The request:
Which lines hold the string "data"? Copy every one of them.

--- Begin Stored rows ---

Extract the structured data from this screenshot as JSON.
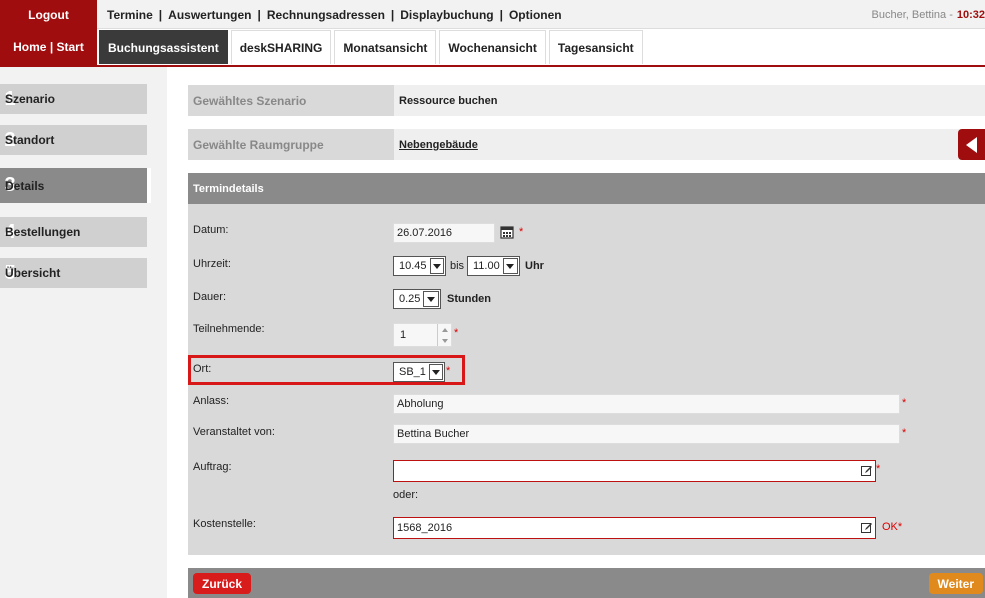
{
  "top": {
    "logout": "Logout",
    "menu": [
      "Termine",
      "Auswertungen",
      "Rechnungsadressen",
      "Displaybuchung",
      "Optionen"
    ],
    "user": "Bucher, Bettina -",
    "time": "10:32"
  },
  "nav": {
    "home": "Home | Start",
    "tabs": [
      "Buchungsassistent",
      "deskSHARING",
      "Monatsansicht",
      "Wochenansicht",
      "Tagesansicht"
    ],
    "active_tab": 0
  },
  "steps": [
    {
      "num": "1",
      "label": "Szenario"
    },
    {
      "num": "2",
      "label": "Standort"
    },
    {
      "num": "3",
      "label": "Details",
      "active": true
    },
    {
      "num": "4",
      "label": "Bestellungen"
    },
    {
      "num": "5",
      "label": "Übersicht"
    }
  ],
  "summary": {
    "scenario_key": "Gewähltes Szenario",
    "scenario_value": "Ressource buchen",
    "group_key": "Gewählte Raumgruppe",
    "group_value": "Nebengebäude"
  },
  "details": {
    "title": "Termindetails",
    "date_label": "Datum:",
    "date_value": "26.07.2016",
    "time_label": "Uhrzeit:",
    "time_from": "10.45",
    "time_bis": "bis",
    "time_to": "11.00",
    "time_unit": "Uhr",
    "duration_label": "Dauer:",
    "duration_value": "0.25",
    "duration_unit": "Stunden",
    "participants_label": "Teilnehmende:",
    "participants_value": "1",
    "location_label": "Ort:",
    "location_value": "SB_1",
    "occasion_label": "Anlass:",
    "occasion_value": "Abholung",
    "organizer_label": "Veranstaltet von:",
    "organizer_value": "Bettina Bucher",
    "order_label": "Auftrag:",
    "order_value": "",
    "or_text": "oder:",
    "cost_label": "Kostenstelle:",
    "cost_value": "1568_2016",
    "cost_status": "OK*",
    "required_mark": "*"
  },
  "buttons": {
    "back": "Zurück",
    "next": "Weiter"
  },
  "colors": {
    "brand": "#a00d0f",
    "back_button": "#d81c1c",
    "next_button": "#e08a1e",
    "highlight": "#d81818"
  }
}
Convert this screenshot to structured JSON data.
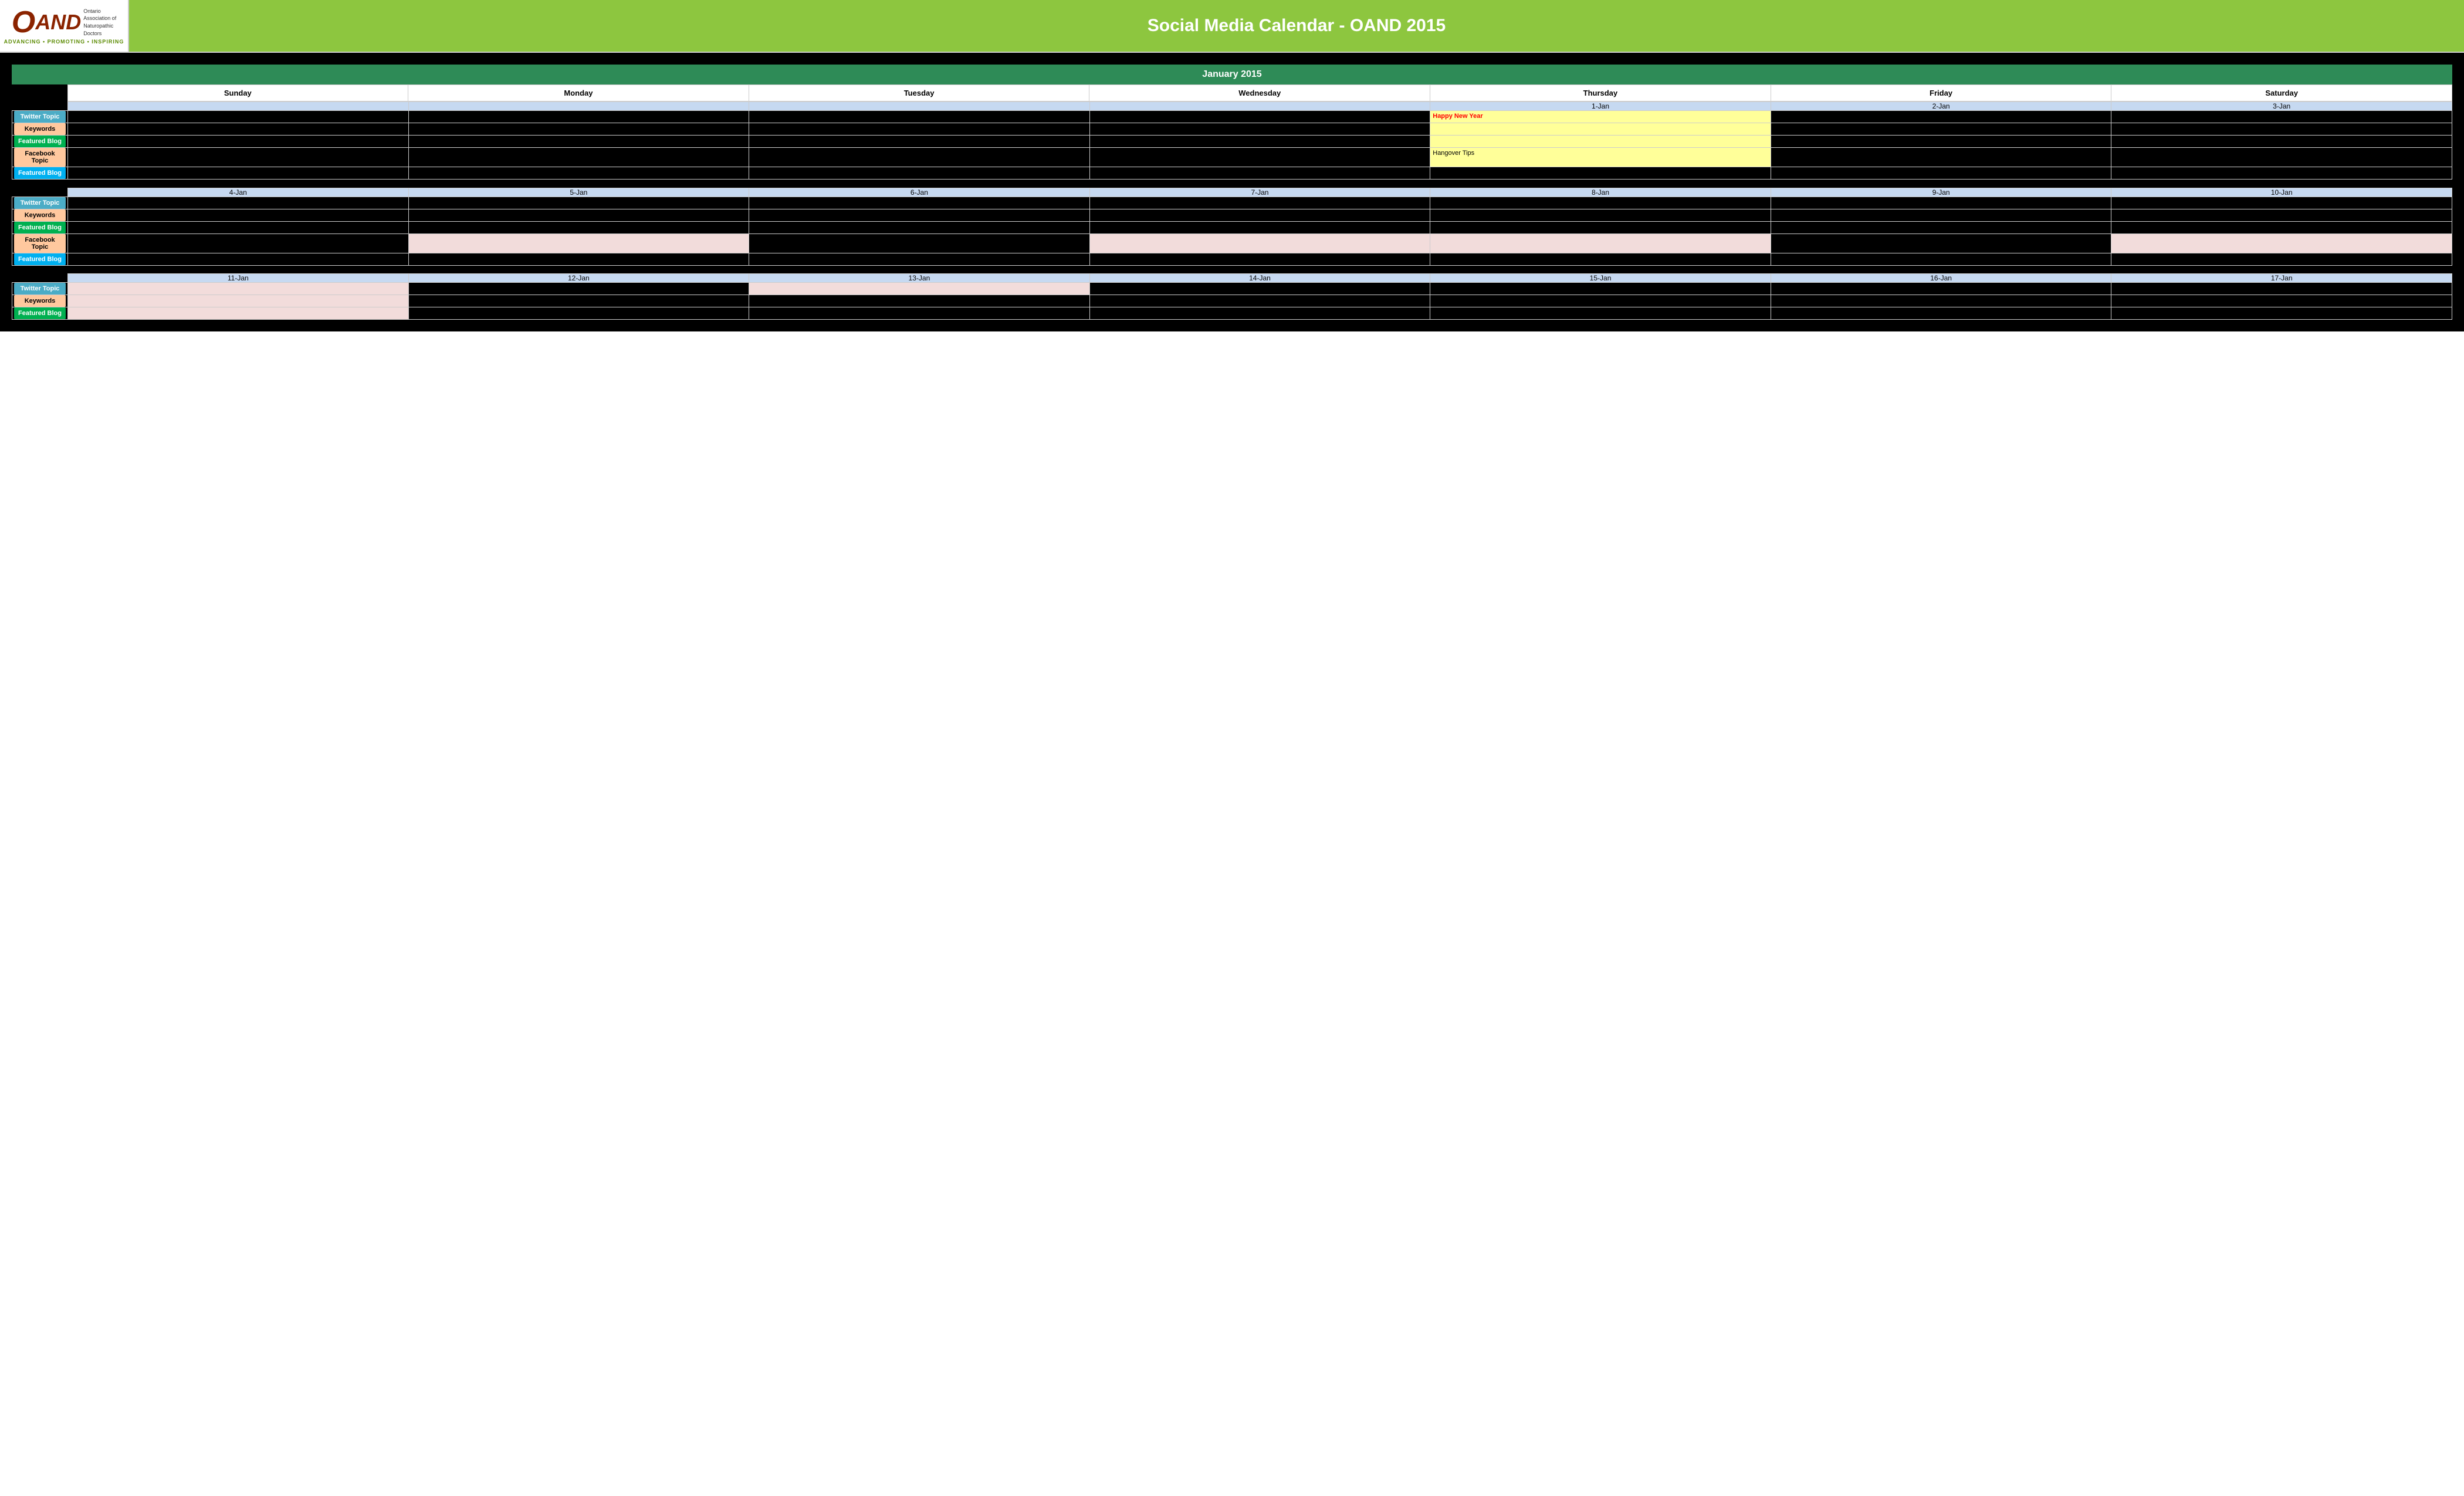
{
  "header": {
    "title": "Social Media Calendar - OAND 2015",
    "logo": {
      "o": "O",
      "and": "AND",
      "association_line1": "Ontario",
      "association_line2": "Association of",
      "association_line3": "Naturopathic",
      "association_line4": "Doctors",
      "tagline": "ADVANCING • PROMOTING • INSPIRING"
    }
  },
  "calendar": {
    "month": "January 2015",
    "days_of_week": [
      "Sunday",
      "Monday",
      "Tuesday",
      "Wednesday",
      "Thursday",
      "Friday",
      "Saturday"
    ],
    "row_labels": {
      "twitter": "Twitter Topic",
      "keywords": "Keywords",
      "featured_blog_green": "Featured Blog",
      "facebook": "Facebook Topic",
      "featured_blog_blue": "Featured Blog"
    },
    "weeks": [
      {
        "dates": [
          "",
          "",
          "",
          "",
          "1-Jan",
          "2-Jan",
          "3-Jan"
        ],
        "rows": {
          "twitter": [
            "",
            "",
            "",
            "",
            "yellow",
            "",
            ""
          ],
          "twitter_content": [
            "",
            "",
            "",
            "",
            "Happy New Year",
            "",
            ""
          ],
          "keywords": [
            "",
            "",
            "",
            "",
            "yellow",
            "",
            ""
          ],
          "featured": [
            "",
            "",
            "",
            "",
            "yellow",
            "",
            ""
          ],
          "facebook": [
            "",
            "",
            "",
            "",
            "yellow",
            "",
            ""
          ],
          "facebook_content": [
            "",
            "",
            "",
            "",
            "Hangover Tips",
            "",
            ""
          ],
          "featured2": [
            "",
            "",
            "",
            "",
            "",
            "",
            ""
          ]
        }
      },
      {
        "dates": [
          "4-Jan",
          "5-Jan",
          "6-Jan",
          "7-Jan",
          "8-Jan",
          "9-Jan",
          "10-Jan"
        ],
        "rows": {
          "twitter": [
            "",
            "",
            "",
            "",
            "",
            "",
            ""
          ],
          "keywords": [
            "",
            "",
            "",
            "",
            "",
            "",
            ""
          ],
          "featured": [
            "",
            "",
            "",
            "",
            "",
            "",
            ""
          ],
          "facebook": [
            "",
            "pink",
            "",
            "pink",
            "pink",
            "",
            "pink"
          ],
          "facebook_content": [
            "",
            "",
            "",
            "",
            "",
            "",
            ""
          ],
          "featured2": [
            "",
            "",
            "",
            "",
            "",
            "",
            ""
          ]
        }
      },
      {
        "dates": [
          "11-Jan",
          "12-Jan",
          "13-Jan",
          "14-Jan",
          "15-Jan",
          "16-Jan",
          "17-Jan"
        ],
        "rows": {
          "twitter": [
            "pink",
            "",
            "pink",
            "",
            "",
            "",
            ""
          ],
          "keywords": [
            "pink",
            "",
            "",
            "",
            "",
            "",
            ""
          ],
          "featured": [
            "pink",
            "",
            "",
            "",
            "",
            "",
            ""
          ],
          "facebook": [
            "",
            "",
            "",
            "",
            "",
            "",
            ""
          ],
          "facebook_content": [
            "",
            "",
            "",
            "",
            "",
            "",
            ""
          ],
          "featured2": [
            "",
            "",
            "",
            "",
            "",
            "",
            ""
          ]
        }
      }
    ]
  }
}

--- End Stored rows ---

Finished exercise:
Extract the structured data from this screenshot as JSON.
Convert this screenshot to structured JSON data.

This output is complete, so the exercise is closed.